[Stored records]
○ ○ ○ ○ ○

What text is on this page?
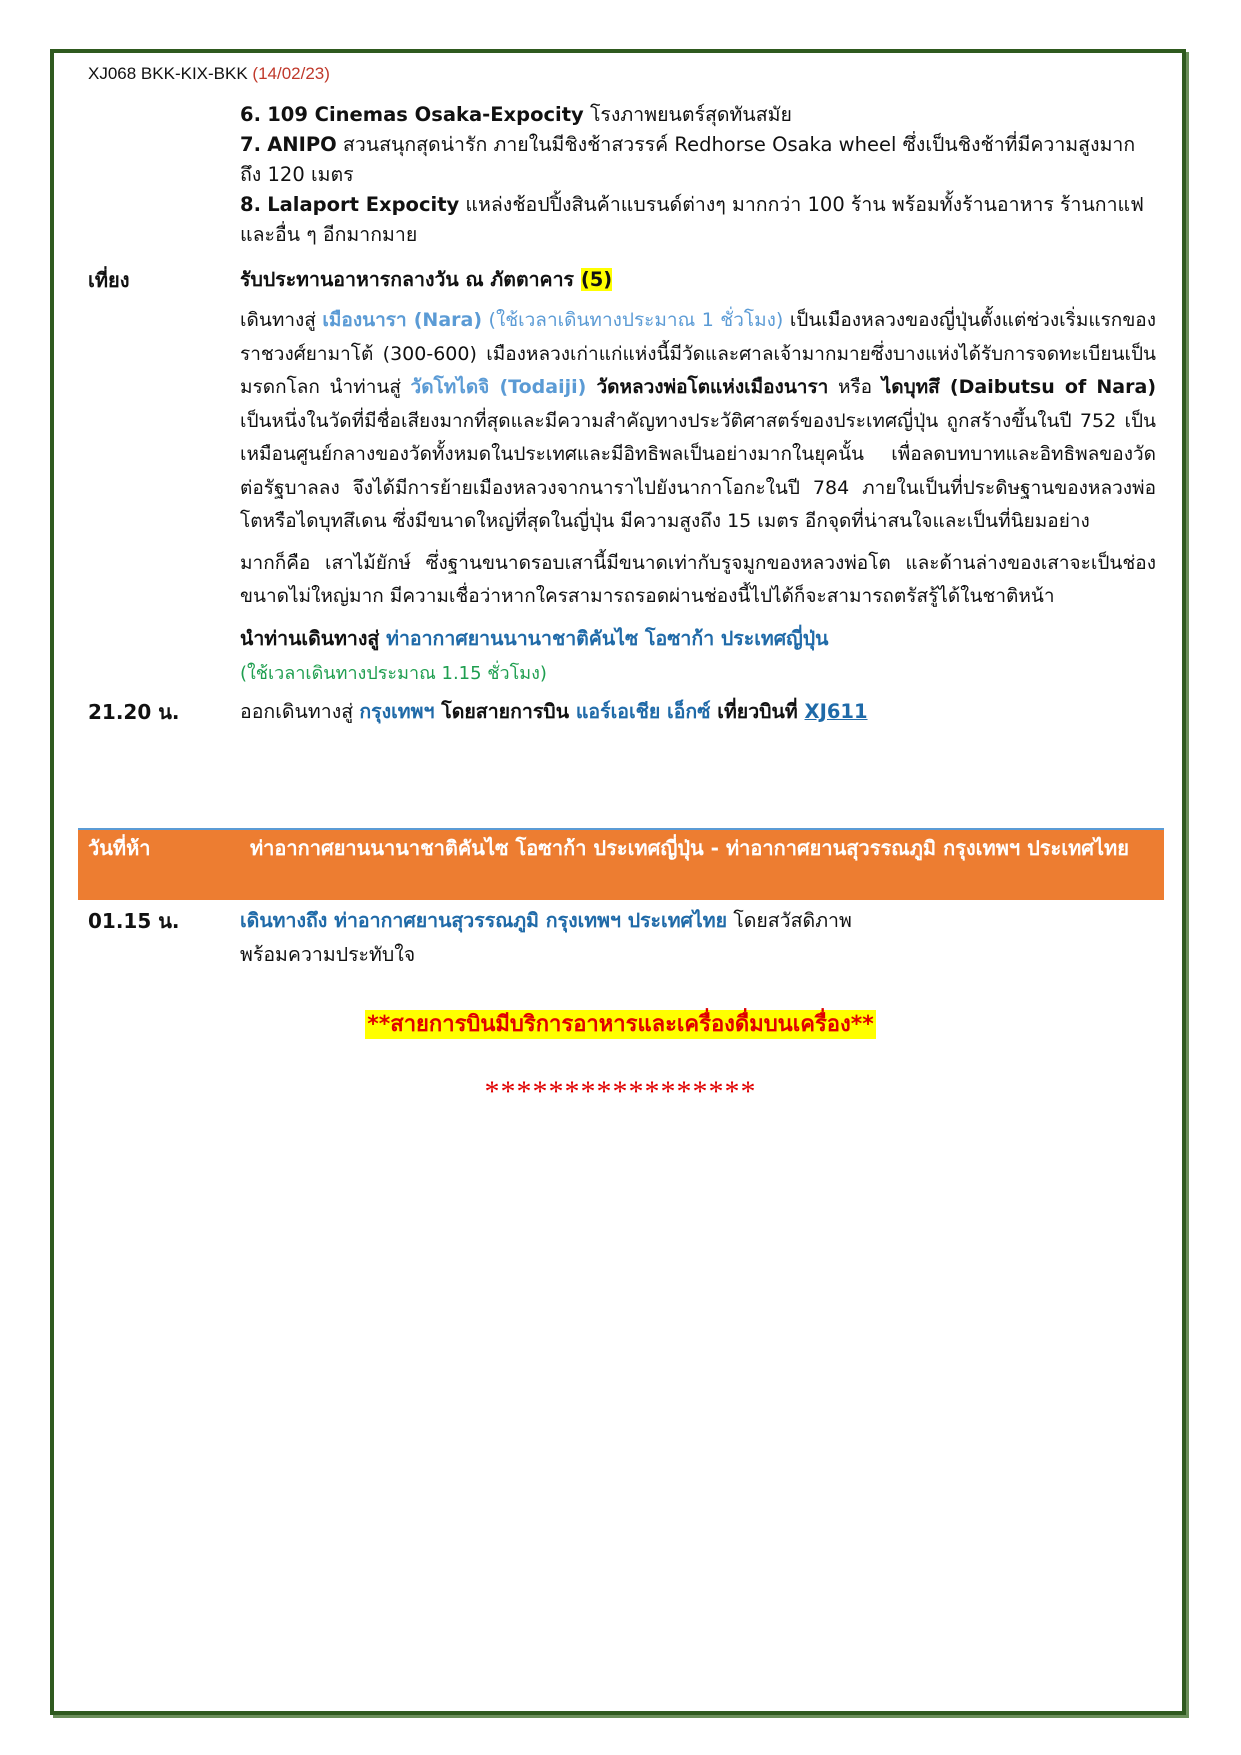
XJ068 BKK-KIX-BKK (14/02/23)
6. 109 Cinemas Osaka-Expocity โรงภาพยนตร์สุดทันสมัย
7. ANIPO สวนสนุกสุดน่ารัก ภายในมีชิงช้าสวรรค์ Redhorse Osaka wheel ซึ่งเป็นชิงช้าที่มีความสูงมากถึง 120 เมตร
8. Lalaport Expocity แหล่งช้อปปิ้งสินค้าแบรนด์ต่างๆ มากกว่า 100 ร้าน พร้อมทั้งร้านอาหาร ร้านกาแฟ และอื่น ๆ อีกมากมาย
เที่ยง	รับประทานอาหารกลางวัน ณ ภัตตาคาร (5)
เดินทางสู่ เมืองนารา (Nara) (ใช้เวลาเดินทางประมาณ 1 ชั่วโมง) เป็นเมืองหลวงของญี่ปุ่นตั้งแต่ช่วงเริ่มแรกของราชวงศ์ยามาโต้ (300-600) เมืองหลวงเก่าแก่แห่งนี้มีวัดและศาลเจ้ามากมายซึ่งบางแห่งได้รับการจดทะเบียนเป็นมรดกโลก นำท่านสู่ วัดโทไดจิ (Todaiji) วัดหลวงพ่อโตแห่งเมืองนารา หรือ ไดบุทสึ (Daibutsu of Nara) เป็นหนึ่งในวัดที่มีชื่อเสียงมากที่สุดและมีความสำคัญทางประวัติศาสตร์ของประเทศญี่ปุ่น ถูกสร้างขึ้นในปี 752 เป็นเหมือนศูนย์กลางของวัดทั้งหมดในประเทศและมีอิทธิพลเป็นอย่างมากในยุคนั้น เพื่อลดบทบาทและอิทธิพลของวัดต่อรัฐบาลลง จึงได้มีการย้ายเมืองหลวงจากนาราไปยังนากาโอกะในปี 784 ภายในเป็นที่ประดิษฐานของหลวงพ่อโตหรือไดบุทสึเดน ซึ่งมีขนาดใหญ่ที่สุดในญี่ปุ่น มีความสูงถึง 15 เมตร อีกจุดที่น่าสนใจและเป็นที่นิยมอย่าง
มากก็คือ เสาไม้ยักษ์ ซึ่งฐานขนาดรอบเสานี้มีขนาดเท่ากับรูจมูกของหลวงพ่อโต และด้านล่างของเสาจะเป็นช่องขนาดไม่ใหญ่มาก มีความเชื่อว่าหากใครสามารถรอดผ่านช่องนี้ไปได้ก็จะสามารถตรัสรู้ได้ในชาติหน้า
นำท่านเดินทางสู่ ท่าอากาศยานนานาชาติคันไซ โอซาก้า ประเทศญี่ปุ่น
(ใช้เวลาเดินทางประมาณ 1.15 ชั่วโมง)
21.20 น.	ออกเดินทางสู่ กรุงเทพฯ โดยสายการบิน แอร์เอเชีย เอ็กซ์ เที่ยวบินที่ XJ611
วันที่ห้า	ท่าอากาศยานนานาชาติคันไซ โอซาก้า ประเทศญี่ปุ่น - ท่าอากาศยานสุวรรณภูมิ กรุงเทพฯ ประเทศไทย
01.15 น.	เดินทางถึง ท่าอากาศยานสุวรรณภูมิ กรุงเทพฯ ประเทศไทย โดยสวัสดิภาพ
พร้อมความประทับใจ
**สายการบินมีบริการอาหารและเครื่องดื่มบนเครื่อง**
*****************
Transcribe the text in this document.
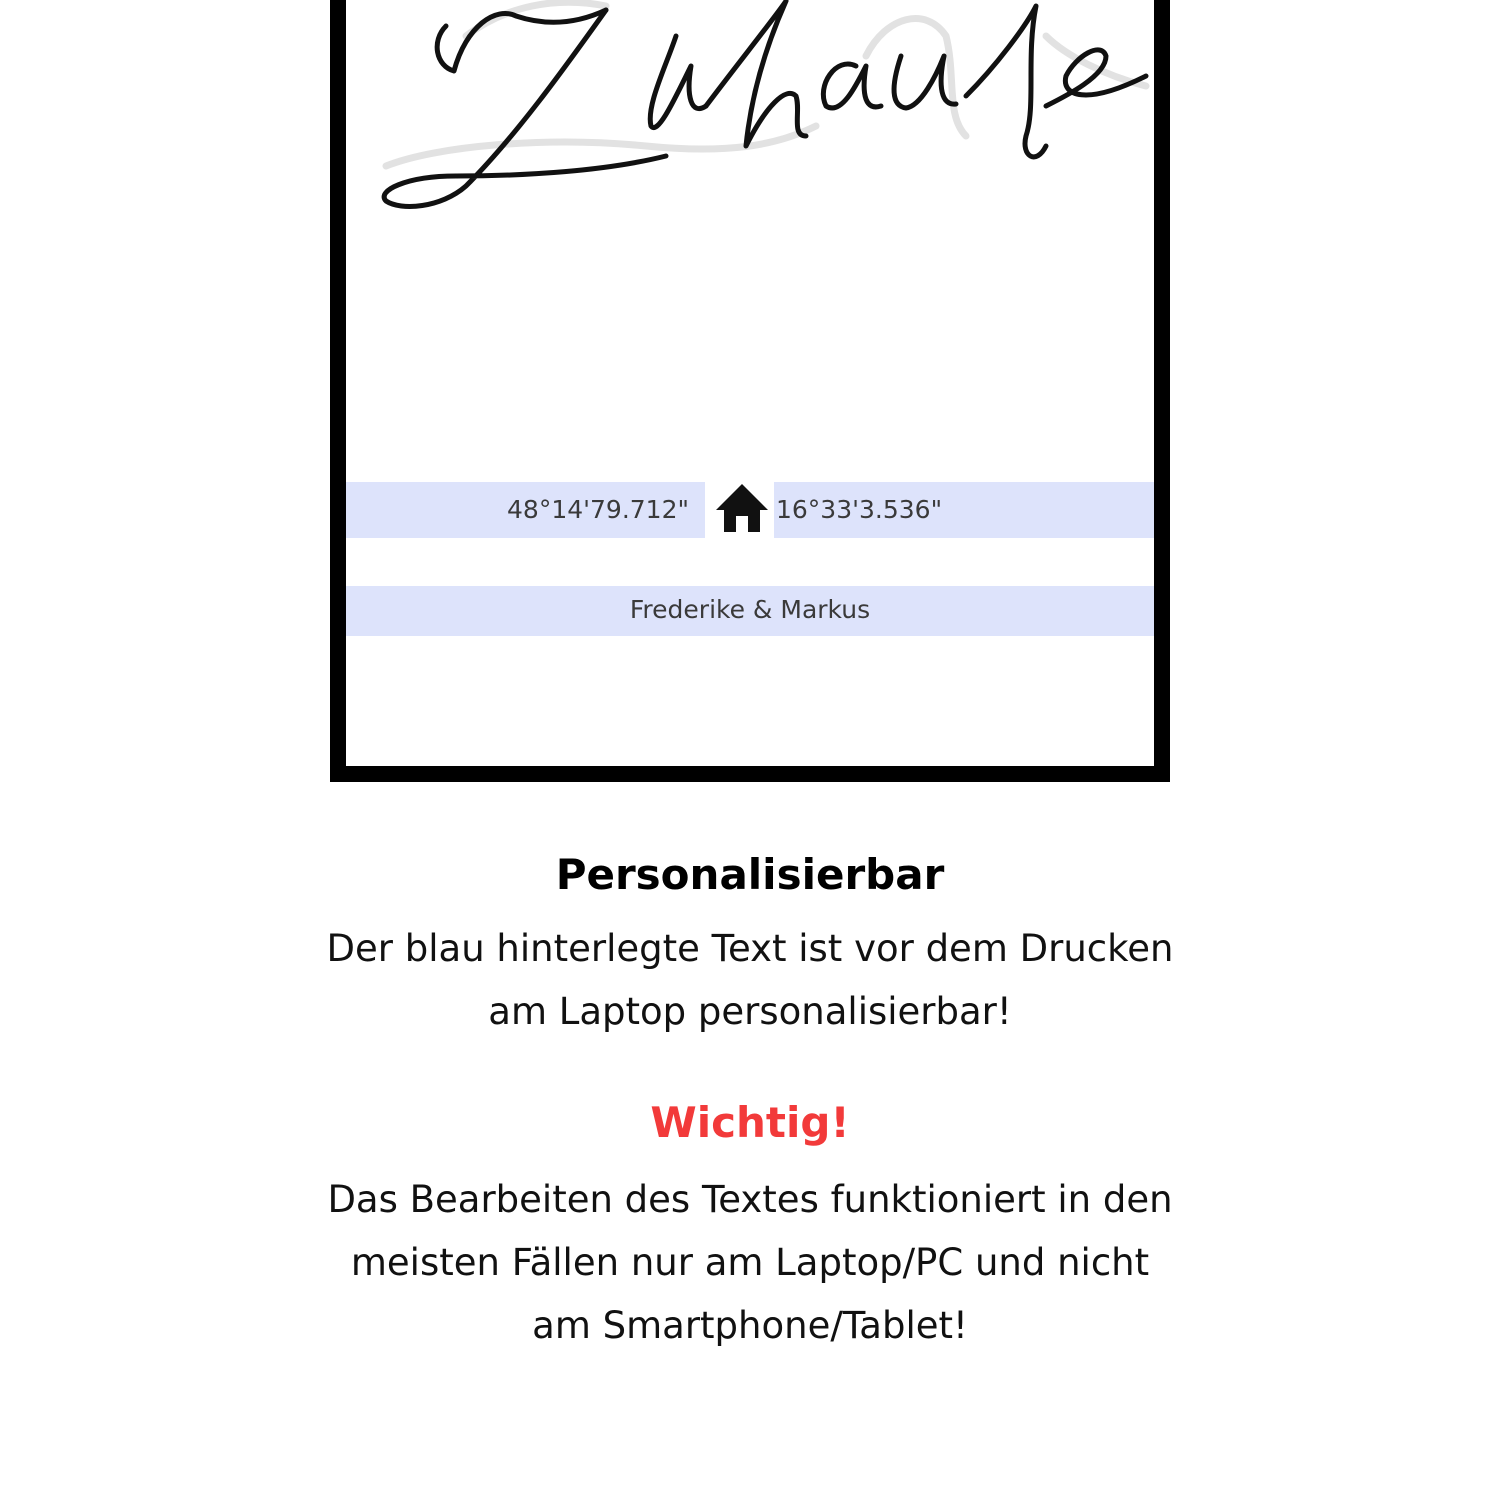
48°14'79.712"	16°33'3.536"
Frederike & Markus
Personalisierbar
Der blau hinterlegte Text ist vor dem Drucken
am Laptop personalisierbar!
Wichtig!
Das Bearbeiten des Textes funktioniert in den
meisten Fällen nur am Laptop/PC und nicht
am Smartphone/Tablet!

○ ○ ○ ○ ○

Your goal: Report each line in the preceding entries that holds the string "เมตร".

Problem solution:
7. ANIPO สวนสนุกสุดน่ารัก ภายในมีชิงช้าสวรรค์ Redhorse Osaka wheel ซึ่งเป็นชิงช้าที่มีความสูงมากถึง 120 เมตร
เดินทางสู่ เมืองนารา (Nara) (ใช้เวลาเดินทางประมาณ 1 ชั่วโมง) เป็นเมืองหลวงของญี่ปุ่นตั้งแต่ช่วงเริ่มแรกของราชวงศ์ยามาโต้ (300-600) เมืองหลวงเก่าแก่แห่งนี้มีวัดและศาลเจ้ามากมายซึ่งบางแห่งได้รับการจดทะเบียนเป็นมรดกโลก นำท่านสู่ วัดโทไดจิ (Todaiji) วัดหลวงพ่อโตแห่งเมืองนารา หรือ ไดบุทสึ (Daibutsu of Nara) เป็นหนึ่งในวัดที่มีชื่อเสียงมากที่สุดและมีความสำคัญทางประวัติศาสตร์ของประเทศญี่ปุ่น ถูกสร้างขึ้นในปี 752 เป็นเหมือนศูนย์กลางของวัดทั้งหมดในประเทศและมีอิทธิพลเป็นอย่างมากในยุคนั้น เพื่อลดบทบาทและอิทธิพลของวัดต่อรัฐบาลลง จึงได้มีการย้ายเมืองหลวงจากนาราไปยังนากาโอกะในปี 784 ภายในเป็นที่ประดิษฐานของหลวงพ่อโตหรือไดบุทสึเดน ซึ่งมีขนาดใหญ่ที่สุดในญี่ปุ่น มีความสูงถึง 15 เมตร อีกจุดที่น่าสนใจและเป็นที่นิยมอย่าง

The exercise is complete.